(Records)
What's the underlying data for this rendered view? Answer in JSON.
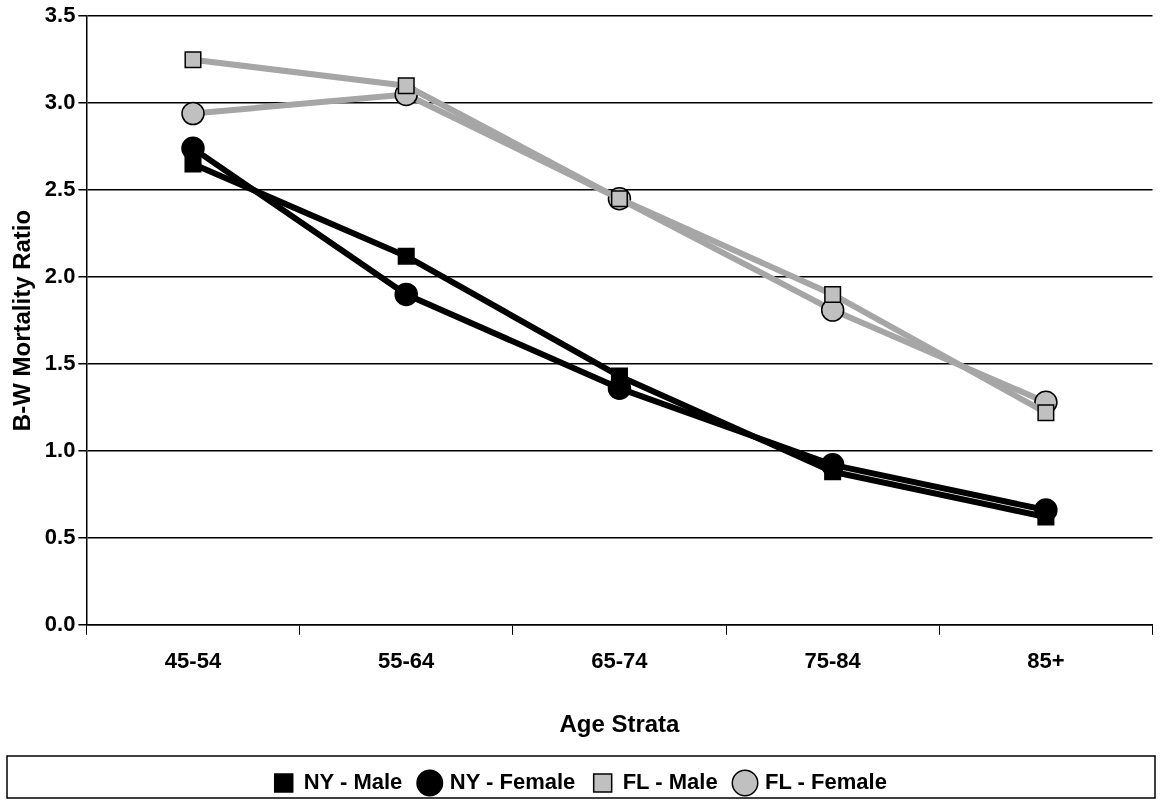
{
  "chart_data": {
    "type": "line",
    "xlabel": "Age Strata",
    "ylabel": "B-W Mortality Ratio",
    "categories": [
      "45-54",
      "55-64",
      "65-74",
      "75-84",
      "85+"
    ],
    "series": [
      {
        "name": "NY - Male",
        "color": "#000000",
        "marker": "square",
        "values": [
          2.65,
          2.12,
          1.43,
          0.88,
          0.62
        ]
      },
      {
        "name": "NY - Female",
        "color": "#000000",
        "marker": "circle",
        "values": [
          2.74,
          1.9,
          1.36,
          0.92,
          0.66
        ]
      },
      {
        "name": "FL - Male",
        "color": "#a6a6a6",
        "marker": "square",
        "values": [
          3.25,
          3.1,
          2.45,
          1.9,
          1.22
        ]
      },
      {
        "name": "FL - Female",
        "color": "#a6a6a6",
        "marker": "circle",
        "values": [
          2.94,
          3.05,
          2.45,
          1.81,
          1.28
        ]
      }
    ],
    "ylim": [
      0,
      3.5
    ],
    "yticks": [
      {
        "value": 0,
        "label": "0.0"
      },
      {
        "value": 0.5,
        "label": "0.5"
      },
      {
        "value": 1,
        "label": "1.0"
      },
      {
        "value": 1.5,
        "label": "1.5"
      },
      {
        "value": 2,
        "label": "2.0"
      },
      {
        "value": 2.5,
        "label": "2.5"
      },
      {
        "value": 3,
        "label": "3.0"
      },
      {
        "value": 3.5,
        "label": "3.5"
      }
    ],
    "grid": "y",
    "legend": "bottom",
    "line_style": "solid"
  }
}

▸ **Given task**: Find and copy every line in the entries above where the string "name" occurs.

▸ **Answer to this problem**:
        "name": "NY - Male",
        "name": "NY - Female",
        "name": "FL - Male",
        "name": "FL - Female",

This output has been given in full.